WHAT TO PRODUCE:
Search the listing below for the string "LIMIT" and copy every line where it occurs.

══ RECORDED DATA

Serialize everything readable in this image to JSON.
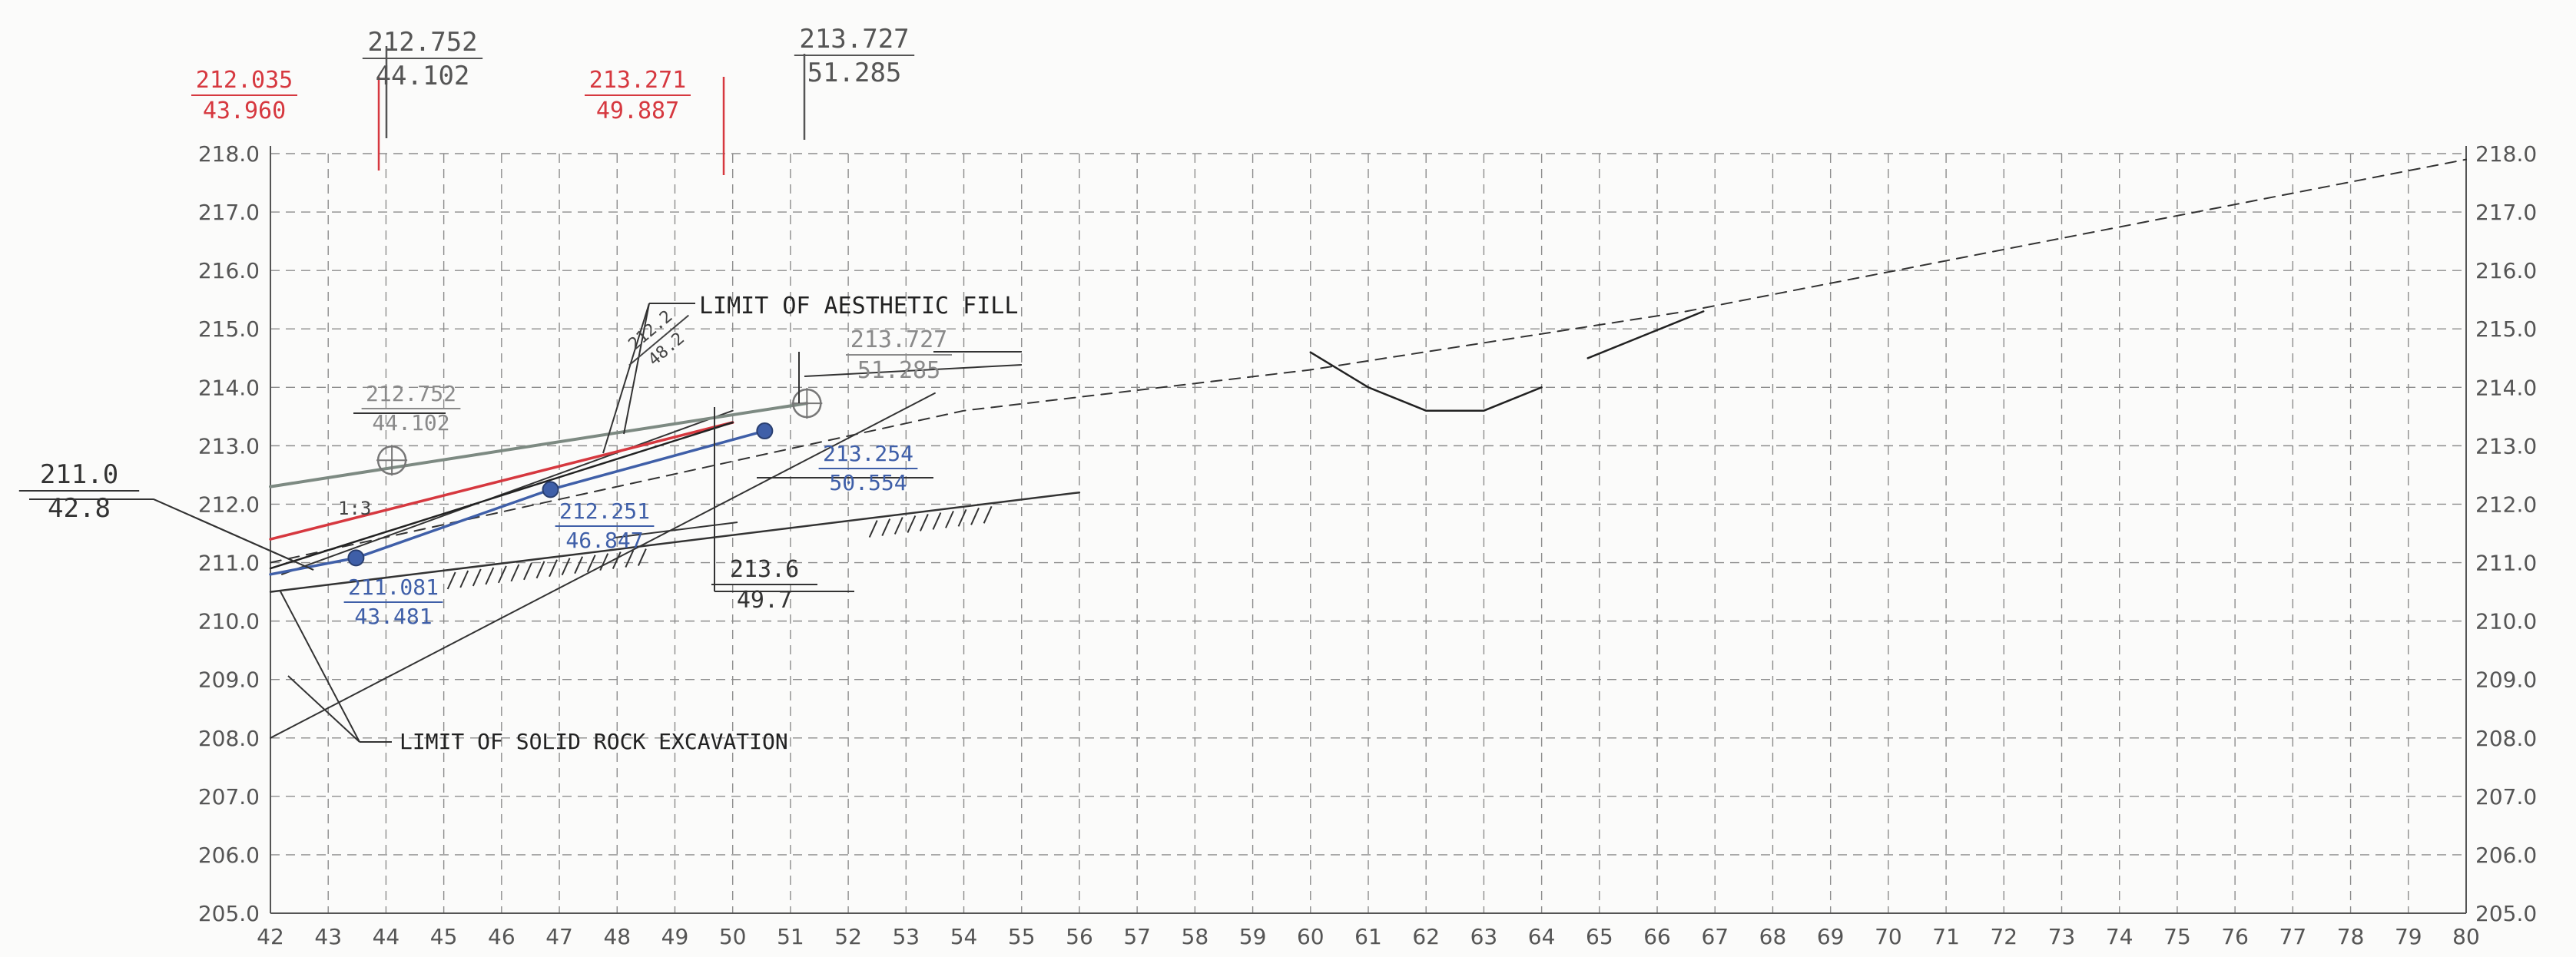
{
  "chart_data": {
    "type": "line",
    "title": "",
    "xlabel": "",
    "ylabel": "",
    "xlim": [
      42,
      80
    ],
    "ylim": [
      205.0,
      218.0
    ],
    "x_ticks": [
      "42",
      "43",
      "44",
      "45",
      "46",
      "47",
      "48",
      "49",
      "50",
      "51",
      "52",
      "53",
      "54",
      "55",
      "56",
      "57",
      "58",
      "59",
      "60",
      "61",
      "62",
      "63",
      "64",
      "65",
      "66",
      "67",
      "68",
      "69",
      "70",
      "71",
      "72",
      "73",
      "74",
      "75",
      "76",
      "77",
      "78",
      "79",
      "80"
    ],
    "y_ticks": [
      "205.0",
      "206.0",
      "207.0",
      "208.0",
      "209.0",
      "210.0",
      "211.0",
      "212.0",
      "213.0",
      "214.0",
      "215.0",
      "216.0",
      "217.0",
      "218.0"
    ],
    "grid": true,
    "series": [
      {
        "key": "existing-ground",
        "color": "#333333",
        "dash": "14 10",
        "width": 2,
        "x": [
          42,
          54,
          60,
          66.5,
          80
        ],
        "y": [
          211.0,
          213.6,
          214.3,
          215.3,
          217.9
        ]
      },
      {
        "key": "ditch",
        "color": "#222222",
        "dash": "",
        "width": 2.5,
        "x": [
          60,
          61,
          62,
          63,
          64
        ],
        "y": [
          214.6,
          214.0,
          213.6,
          213.6,
          214.0
        ]
      },
      {
        "key": "ditch-right",
        "color": "#222222",
        "dash": "",
        "width": 2.5,
        "x": [
          64.8,
          66.8
        ],
        "y": [
          214.5,
          215.3
        ]
      },
      {
        "key": "rock-line",
        "color": "#333333",
        "dash": "",
        "width": 2.5,
        "x": [
          42,
          56
        ],
        "y": [
          210.5,
          212.2
        ]
      },
      {
        "key": "rock-line-upper",
        "color": "#333333",
        "dash": "",
        "width": 2,
        "x": [
          42.2,
          50
        ],
        "y": [
          210.8,
          213.6
        ]
      },
      {
        "key": "excavation-line",
        "color": "#333333",
        "dash": "",
        "width": 2,
        "x": [
          42,
          53.5
        ],
        "y": [
          208.0,
          213.9
        ]
      },
      {
        "key": "grey-finish-grade",
        "color": "#7d8a82",
        "dash": "",
        "width": 4,
        "x": [
          42,
          51.285
        ],
        "y": [
          212.3,
          213.727
        ]
      },
      {
        "key": "red-design",
        "color": "#d6383f",
        "dash": "",
        "width": 3.5,
        "x": [
          42,
          50
        ],
        "y": [
          211.4,
          213.4
        ]
      },
      {
        "key": "blue-finished-grade",
        "color": "#3f5fa8",
        "dash": "",
        "width": 3.5,
        "x": [
          42,
          43.481,
          46.847,
          50.554
        ],
        "y": [
          210.8,
          211.081,
          212.251,
          213.254
        ]
      },
      {
        "key": "black-slope",
        "color": "#222222",
        "dash": "",
        "width": 2.5,
        "x": [
          42,
          50
        ],
        "y": [
          210.9,
          213.4
        ]
      }
    ],
    "points": [
      {
        "x": 43.481,
        "y": 211.081,
        "color": "#3f5fa8"
      },
      {
        "x": 46.847,
        "y": 212.251,
        "color": "#3f5fa8"
      },
      {
        "x": 50.554,
        "y": 213.254,
        "color": "#3f5fa8"
      }
    ],
    "annotations": [
      {
        "key": "red-1",
        "top": "212.035",
        "bottom": "43.960",
        "color": "#d6383f"
      },
      {
        "key": "grey-1",
        "top": "212.752",
        "bottom": "44.102",
        "color": "#555555"
      },
      {
        "key": "red-2",
        "top": "213.271",
        "bottom": "49.887",
        "color": "#d6383f"
      },
      {
        "key": "grey-2",
        "top": "213.727",
        "bottom": "51.285",
        "color": "#555555"
      },
      {
        "key": "left-call",
        "top": "211.0",
        "bottom": "42.8",
        "color": "#333333"
      },
      {
        "key": "grey-in-1",
        "top": "212.752",
        "bottom": "44.102",
        "color": "#8a8a8a"
      },
      {
        "key": "grey-in-2",
        "top": "213.727",
        "bottom": "51.285",
        "color": "#8a8a8a"
      },
      {
        "key": "blue-1",
        "top": "211.081",
        "bottom": "43.481",
        "color": "#3f5fa8"
      },
      {
        "key": "blue-2",
        "top": "212.251",
        "bottom": "46.847",
        "color": "#3f5fa8"
      },
      {
        "key": "blue-3",
        "top": "213.254",
        "bottom": "50.554",
        "color": "#3f5fa8"
      },
      {
        "key": "black-1",
        "top": "213.6",
        "bottom": "49.7",
        "color": "#333333"
      },
      {
        "key": "slope-note",
        "top": "212.2",
        "bottom": "48.2",
        "color": "#444444"
      }
    ],
    "notes": {
      "aesthetic_fill": "LIMIT OF AESTHETIC FILL",
      "rock_excavation": "LIMIT OF SOLID ROCK EXCAVATION",
      "small_mark": "1:3"
    }
  }
}
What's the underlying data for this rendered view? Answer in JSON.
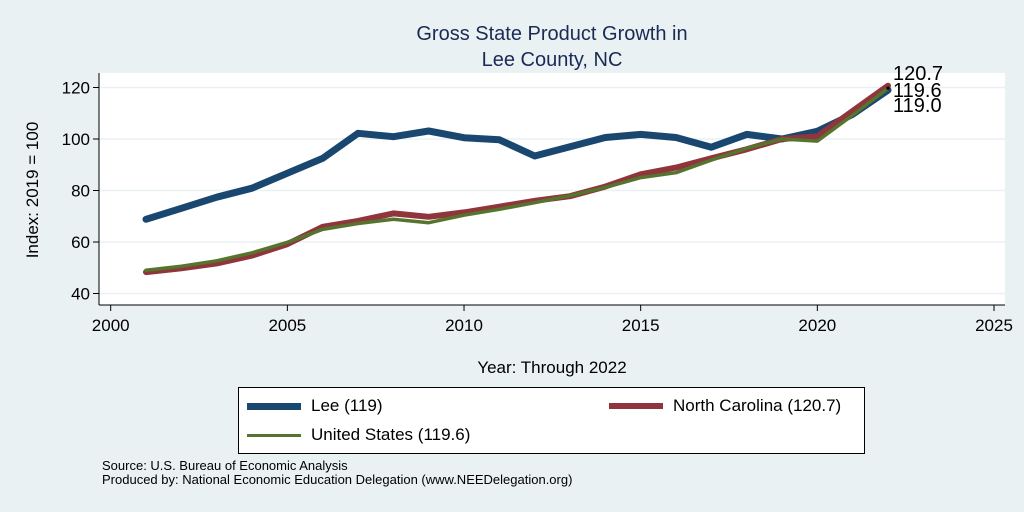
{
  "chart_data": {
    "type": "line",
    "title": [
      "Gross State Product Growth in",
      "Lee County, NC"
    ],
    "xlabel": "Year: Through 2022",
    "ylabel": "Index: 2019 = 100",
    "xlim": [
      2000,
      2025
    ],
    "ylim": [
      40,
      120
    ],
    "xticks": [
      2000,
      2005,
      2010,
      2015,
      2020,
      2025
    ],
    "yticks": [
      40,
      60,
      80,
      100,
      120
    ],
    "grid": "horizontal",
    "x": [
      2001,
      2002,
      2003,
      2004,
      2005,
      2006,
      2007,
      2008,
      2009,
      2010,
      2011,
      2012,
      2013,
      2014,
      2015,
      2016,
      2017,
      2018,
      2019,
      2020,
      2021,
      2022
    ],
    "series": [
      {
        "name": "Lee",
        "legend": "Lee  (119)",
        "color": "#1a476f",
        "values": [
          68.8,
          73.1,
          77.4,
          80.9,
          86.7,
          92.5,
          102.2,
          100.9,
          103.1,
          100.5,
          99.7,
          93.4,
          97.0,
          100.6,
          101.8,
          100.6,
          96.8,
          101.8,
          100.0,
          103.0,
          109.6,
          119.0
        ]
      },
      {
        "name": "North Carolina",
        "legend": "North Carolina (120.7)",
        "color": "#90353b",
        "values": [
          48.3,
          49.8,
          51.7,
          54.7,
          59.2,
          65.9,
          68.2,
          71.1,
          69.8,
          71.5,
          73.7,
          76.0,
          77.8,
          81.5,
          86.3,
          88.9,
          92.5,
          96.0,
          100.0,
          101.0,
          110.9,
          120.7
        ]
      },
      {
        "name": "United States",
        "legend": "United States (119.6)",
        "color": "#55752f",
        "values": [
          49.0,
          50.6,
          52.7,
          55.8,
          59.9,
          64.9,
          67.2,
          68.8,
          67.5,
          70.4,
          72.7,
          75.3,
          78.0,
          81.2,
          85.0,
          86.9,
          91.8,
          96.4,
          100.0,
          99.2,
          109.3,
          119.6
        ]
      }
    ],
    "end_labels": [
      "120.7",
      "119.6",
      "119.0"
    ],
    "legend_position": "bottom"
  },
  "footer": {
    "source": "Source: U.S. Bureau of Economic Analysis",
    "produced_by": "Produced by: National Economic Education Delegation (www.NEEDelegation.org)"
  }
}
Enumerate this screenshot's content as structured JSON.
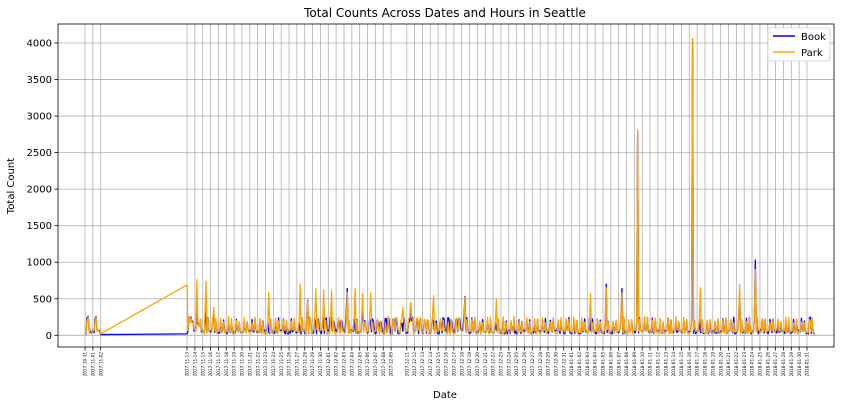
{
  "chart_data": {
    "type": "line",
    "title": "Total Counts Across Dates and Hours in Seattle",
    "xlabel": "Date",
    "ylabel": "Total Count",
    "ylim": [
      -160,
      4260
    ],
    "yticks": [
      0,
      500,
      1000,
      1500,
      2000,
      2500,
      3000,
      3500,
      4000
    ],
    "grid": true,
    "legend_position": "top-right",
    "x_dates": [
      "2017-10-31",
      "2017-11-01",
      "2017-11-02",
      "2017-11-13",
      "2017-11-14",
      "2017-11-15",
      "2017-11-16",
      "2017-11-17",
      "2017-11-18",
      "2017-11-19",
      "2017-11-20",
      "2017-11-21",
      "2017-11-22",
      "2017-11-23",
      "2017-11-24",
      "2017-11-25",
      "2017-11-26",
      "2017-11-27",
      "2017-11-28",
      "2017-11-29",
      "2017-11-30",
      "2017-12-01",
      "2017-12-02",
      "2017-12-03",
      "2017-12-04",
      "2017-12-05",
      "2017-12-06",
      "2017-12-07",
      "2017-12-08",
      "2017-12-09",
      "2017-12-11",
      "2017-12-12",
      "2017-12-13",
      "2017-12-14",
      "2017-12-15",
      "2017-12-16",
      "2017-12-17",
      "2017-12-18",
      "2017-12-19",
      "2017-12-20",
      "2017-12-21",
      "2017-12-22",
      "2017-12-23",
      "2017-12-24",
      "2017-12-25",
      "2017-12-26",
      "2017-12-27",
      "2017-12-28",
      "2017-12-29",
      "2017-12-30",
      "2017-12-31",
      "2018-01-01",
      "2018-01-02",
      "2018-01-03",
      "2018-01-04",
      "2018-01-05",
      "2018-01-06",
      "2018-01-07",
      "2018-01-08",
      "2018-01-09",
      "2018-01-10",
      "2018-01-11",
      "2018-01-12",
      "2018-01-13",
      "2018-01-14",
      "2018-01-15",
      "2018-01-16",
      "2018-01-17",
      "2018-01-18",
      "2018-01-19",
      "2018-01-20",
      "2018-01-21",
      "2018-01-22",
      "2018-01-23",
      "2018-01-24",
      "2018-01-25",
      "2018-01-26",
      "2018-01-27",
      "2018-01-28",
      "2018-01-29",
      "2018-01-30",
      "2018-01-31"
    ],
    "series": [
      {
        "name": "Book",
        "color": "#0000ff",
        "points": [
          [
            "2017-10-31",
            0
          ],
          [
            "2017-10-31T10",
            260
          ],
          [
            "2017-10-31T16",
            80
          ],
          [
            "2017-11-01T10",
            260
          ],
          [
            "2017-11-01T18",
            70
          ],
          [
            "2017-11-02",
            10
          ],
          [
            "2017-11-13",
            20
          ],
          [
            "2017-11-13T12",
            250
          ],
          [
            "2017-11-14",
            80
          ],
          [
            "2017-11-14T06",
            430
          ],
          [
            "2017-11-14T14",
            120
          ],
          [
            "2017-11-15T10",
            330
          ],
          [
            "2017-11-16T10",
            300
          ],
          [
            "2017-11-28T09",
            480
          ],
          [
            "2017-12-03T10",
            640
          ],
          [
            "2017-12-05T09",
            400
          ],
          [
            "2017-12-09",
            0
          ],
          [
            "2017-12-11",
            40
          ],
          [
            "2017-12-11T12",
            440
          ],
          [
            "2017-12-18T10",
            530
          ],
          [
            "2018-01-05T10",
            700
          ],
          [
            "2018-01-07T10",
            640
          ],
          [
            "2018-01-09T10",
            2790
          ],
          [
            "2018-01-16T10",
            4060
          ],
          [
            "2018-01-22T10",
            590
          ],
          [
            "2018-01-24T10",
            1030
          ],
          [
            "2018-01-31T10",
            250
          ],
          [
            "2018-01-31T23",
            0
          ]
        ]
      },
      {
        "name": "Park",
        "color": "#ffa500",
        "points": [
          [
            "2017-10-31",
            0
          ],
          [
            "2017-10-31T10",
            250
          ],
          [
            "2017-10-31T16",
            80
          ],
          [
            "2017-11-01T10",
            250
          ],
          [
            "2017-11-01T18",
            70
          ],
          [
            "2017-11-02",
            20
          ],
          [
            "2017-11-13",
            690
          ],
          [
            "2017-11-13T12",
            240
          ],
          [
            "2017-11-14",
            80
          ],
          [
            "2017-11-14T06",
            760
          ],
          [
            "2017-11-14T14",
            120
          ],
          [
            "2017-11-15T10",
            740
          ],
          [
            "2017-11-16T10",
            380
          ],
          [
            "2017-11-23T10",
            590
          ],
          [
            "2017-11-27T10",
            700
          ],
          [
            "2017-11-28T09",
            470
          ],
          [
            "2017-11-29T10",
            640
          ],
          [
            "2017-11-30T10",
            620
          ],
          [
            "2017-12-01T10",
            610
          ],
          [
            "2017-12-03T10",
            590
          ],
          [
            "2017-12-04T10",
            640
          ],
          [
            "2017-12-05T09",
            570
          ],
          [
            "2017-12-06T10",
            580
          ],
          [
            "2017-12-09",
            0
          ],
          [
            "2017-12-10T12",
            380
          ],
          [
            "2017-12-11T12",
            450
          ],
          [
            "2017-12-14T10",
            540
          ],
          [
            "2017-12-18T10",
            520
          ],
          [
            "2017-12-22T10",
            490
          ],
          [
            "2018-01-03T10",
            570
          ],
          [
            "2018-01-05T10",
            650
          ],
          [
            "2018-01-07T10",
            580
          ],
          [
            "2018-01-09T10",
            2810
          ],
          [
            "2018-01-16T10",
            4060
          ],
          [
            "2018-01-17T10",
            650
          ],
          [
            "2018-01-22T10",
            700
          ],
          [
            "2018-01-24T10",
            900
          ],
          [
            "2018-01-31T10",
            200
          ],
          [
            "2018-01-31T23",
            0
          ]
        ]
      }
    ]
  }
}
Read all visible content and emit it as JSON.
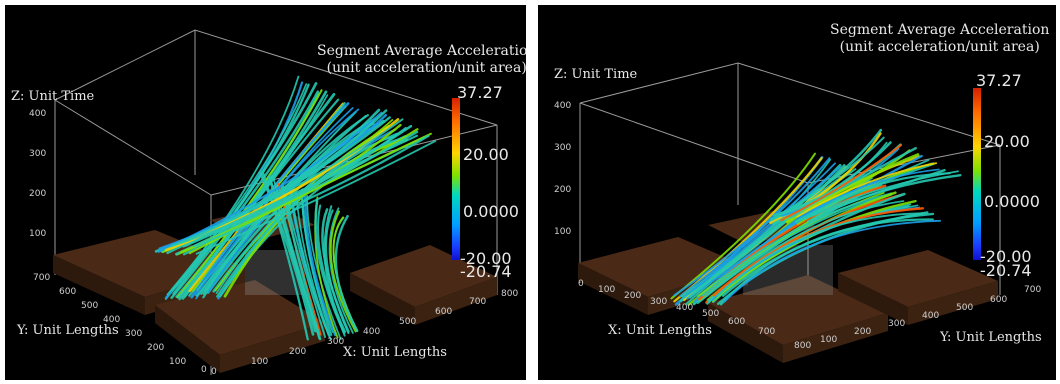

════

FULL ANSWER:
      "aesthetic_fill": "LIMIT OF AESTHETIC FILL",
      "rock_excavation": "LIMIT OF SOLID ROCK EXCAVATION",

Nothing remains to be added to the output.